Given task:
Each line of the material below that holds the word "منصوب" needs to be copied.

Data provided:
[start]

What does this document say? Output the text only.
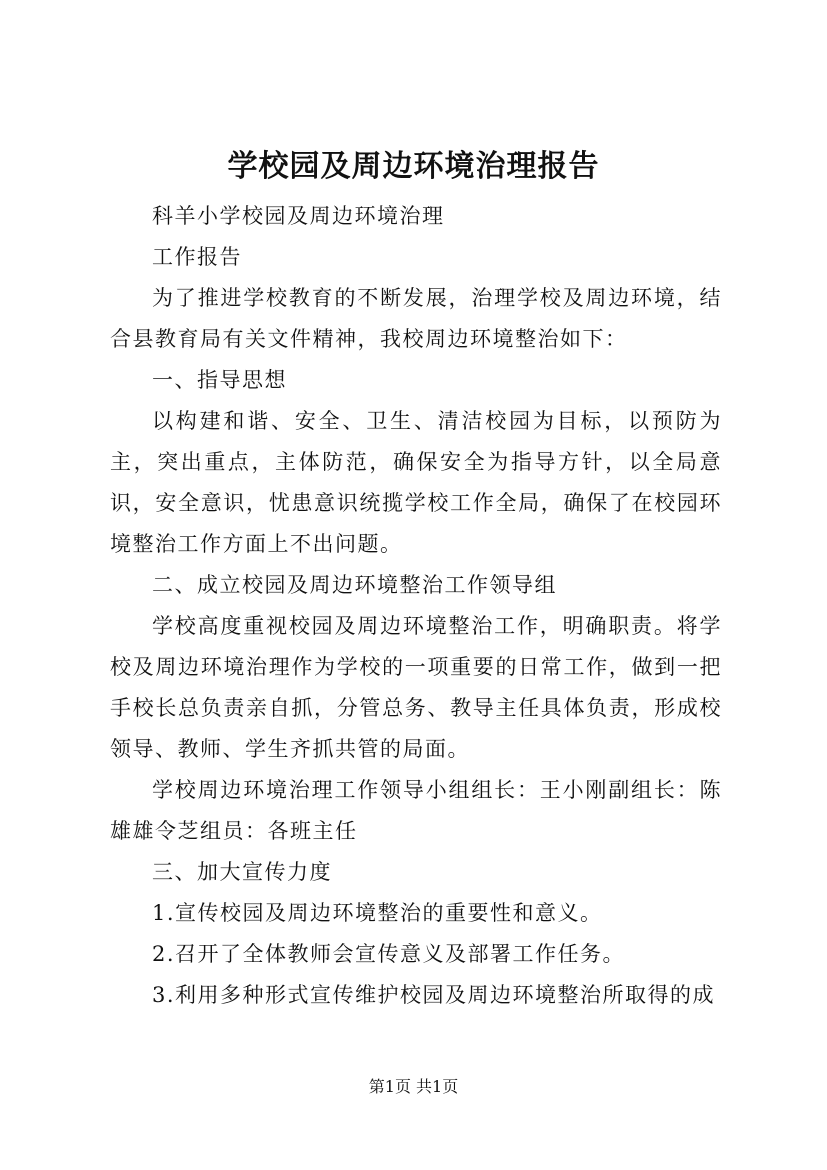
学校园及周边环境治理报告

科羊小学校园及周边环境治理

工作报告

为了推进学校教育的不断发展，治理学校及周边环境，结合县教育局有关文件精神，我校周边环境整治如下：

一、指导思想

以构建和谐、安全、卫生、清洁校园为目标，以预防为主，突出重点，主体防范，确保安全为指导方针，以全局意识，安全意识，忧患意识统揽学校工作全局，确保了在校园环境整治工作方面上不出问题。

二、成立校园及周边环境整治工作领导组

学校高度重视校园及周边环境整治工作，明确职责。将学校及周边环境治理作为学校的一项重要的日常工作，做到一把手校长总负责亲自抓，分管总务、教导主任具体负责，形成校领导、教师、学生齐抓共管的局面。

学校周边环境治理工作领导小组组长：王小刚副组长：陈雄雄令芝组员：各班主任

三、加大宣传力度

1.宣传校园及周边环境整治的重要性和意义。

2.召开了全体教师会宣传意义及部署工作任务。

3.利用多种形式宣传维护校园及周边环境整治所取得的成

第1页 共1页
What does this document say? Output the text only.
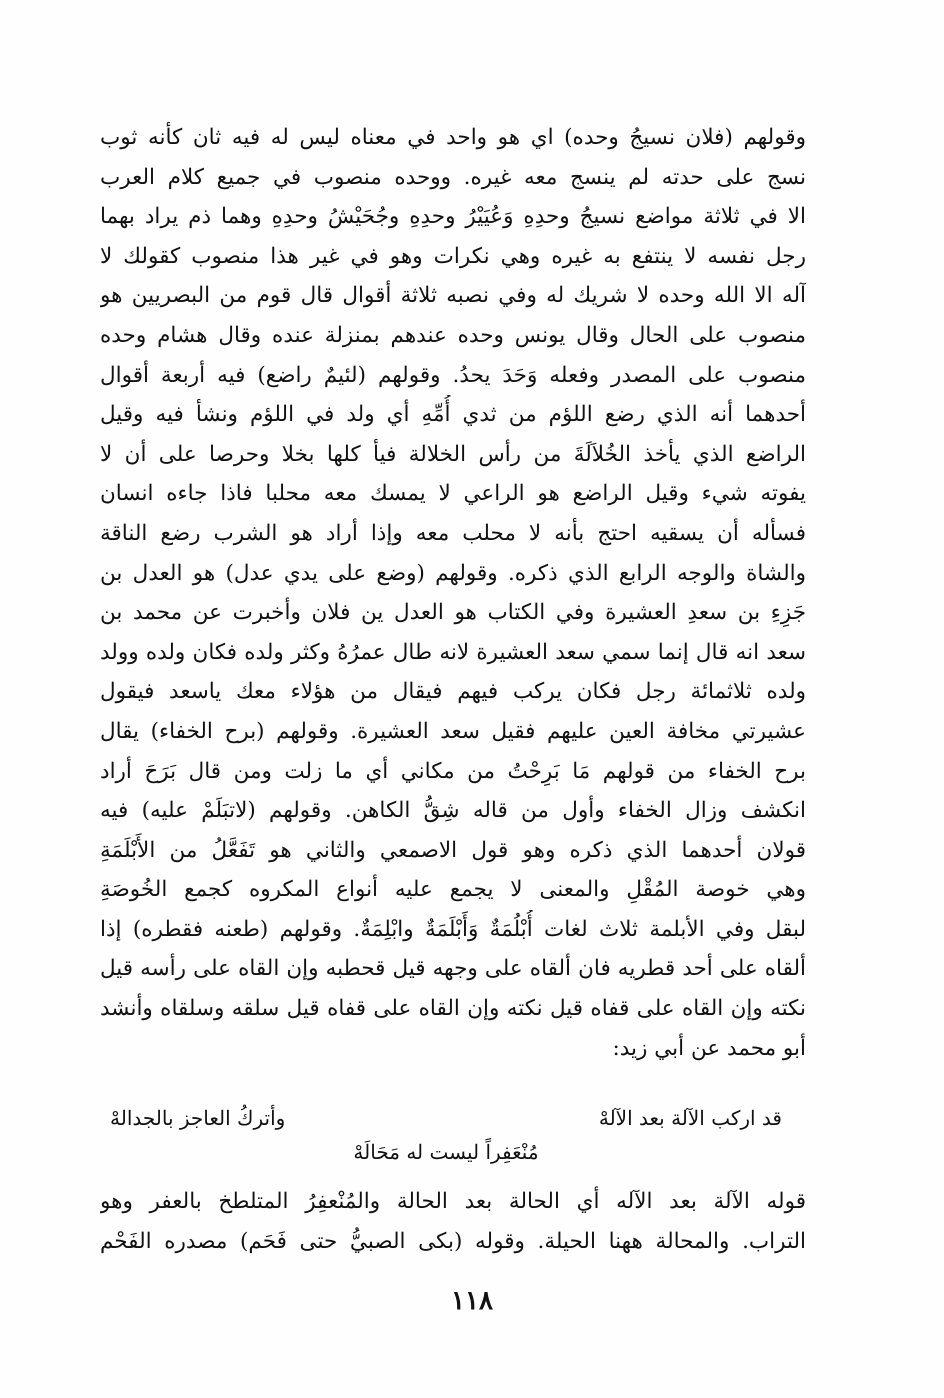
وقولهم (فلان نسيجُ وحده) اي هو واحد في معناه ليس له فيه ثان كأنه ثوب
نسج على حدته لم ينسج معه غيره. ووحده منصوب في جميع كلام العرب
الا في ثلاثة مواضع نسيجُ وحدِهِ وَعُيَيْرُ وحدِهِ وجُحَيْشُ وحدِهِ وهما ذم يراد بهما
رجل نفسه لا ينتفع به غيره وهي نكرات وهو في غير هذا منصوب كقولك لا
آله الا الله وحده لا شريك له وفي نصبه ثلاثة أقوال قال قوم من البصريين هو
منصوب على الحال وقال يونس وحده عندهم بمنزلة عنده وقال هشام وحده
منصوب على المصدر وفعله وَحَدَ يحدُ. وقولهم (لئيمٌ راضع) فيه أربعة أقوال
أحدهما أنه الذي رضع اللؤم من ثدي أُمِّهِ أي ولد في اللؤم ونشأ فيه وقيل
الراضع الذي يأخذ الخُلاَلَةَ من رأس الخلالة فيأ كلها بخلا وحرصا على أن لا
يفوته شيء وقيل الراضع هو الراعي لا يمسك معه محلبا فاذا جاءه انسان
فسأله أن يسقيه احتج بأنه لا محلب معه وإذا أراد هو الشرب رضع الناقة
والشاة والوجه الرابع الذي ذكره. وقولهم (وضع على يدي عدل) هو العدل بن
جَزِءِ بن سعدِ العشيرة وفي الكتاب هو العدل ين فلان وأخبرت عن محمد بن
سعد انه قال إنما سمي سعد العشيرة لانه طال عمرُهُ وكثر ولده فكان ولده وولد
ولده ثلاثمائة رجل فكان يركب فيهم فيقال من هؤلاء معك ياسعد فيقول
عشيرتي مخافة العين عليهم فقيل سعد العشيرة. وقولهم (برح الخفاء) يقال
برح الخفاء من قولهم مَا بَرِحْتُ من مكاني أي ما زلت ومن قال بَرَحَ أراد
انكشف وزال الخفاء وأول من قاله شِقُّ الكاهن. وقولهم (لاتبَلَمْ عليه) فيه
قولان أحدهما الذي ذكره وهو قول الاصمعي والثاني هو تَفَعَّلُ من الأَبْلَمَةِ
وهي خوصة المُقْلِ والمعنى لا يجمع عليه أنواع المكروه كجمع الخُوصَةِ
لبقل وفي الأبلمة ثلاث لغات أُبْلُمَةٌ وَأَبْلَمَةٌ وابْلِمَةٌ. وقولهم (طعنه فقطره) إذا
ألقاه على أحد قطريه فان ألقاه على وجهه قيل قحطبه وإن القاه على رأسه قيل
نكته وإن القاه على قفاه قيل نكته وإن القاه على قفاه قيل سلقه وسلقاه وأنشد
أبو محمد عن أبي زيد:
قد اركب الآلة بعد الآلهْ
وأتركُ العاجز بالجدالهْ
مُنْعَفِراً ليست له مَحَالَهْ
قوله الآلة بعد الآله أي الحالة بعد الحالة والمُنْعفِرُ المتلطخ بالعفر وهو
التراب. والمحالة ههنا الحيلة. وقوله (بكى الصبيُّ حتى فَحَم) مصدره الفَحْم
١١٨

[end]

Finished exercise:
نسج على حدته لم ينسج معه غيره. ووحده منصوب في جميع كلام العرب
رجل نفسه لا ينتفع به غيره وهي نكرات وهو في غير هذا منصوب كقولك لا
منصوب على الحال وقال يونس وحده عندهم بمنزلة عنده وقال هشام وحده
منصوب على المصدر وفعله وَحَدَ يحدُ. وقولهم (لئيمٌ راضع) فيه أربعة أقوال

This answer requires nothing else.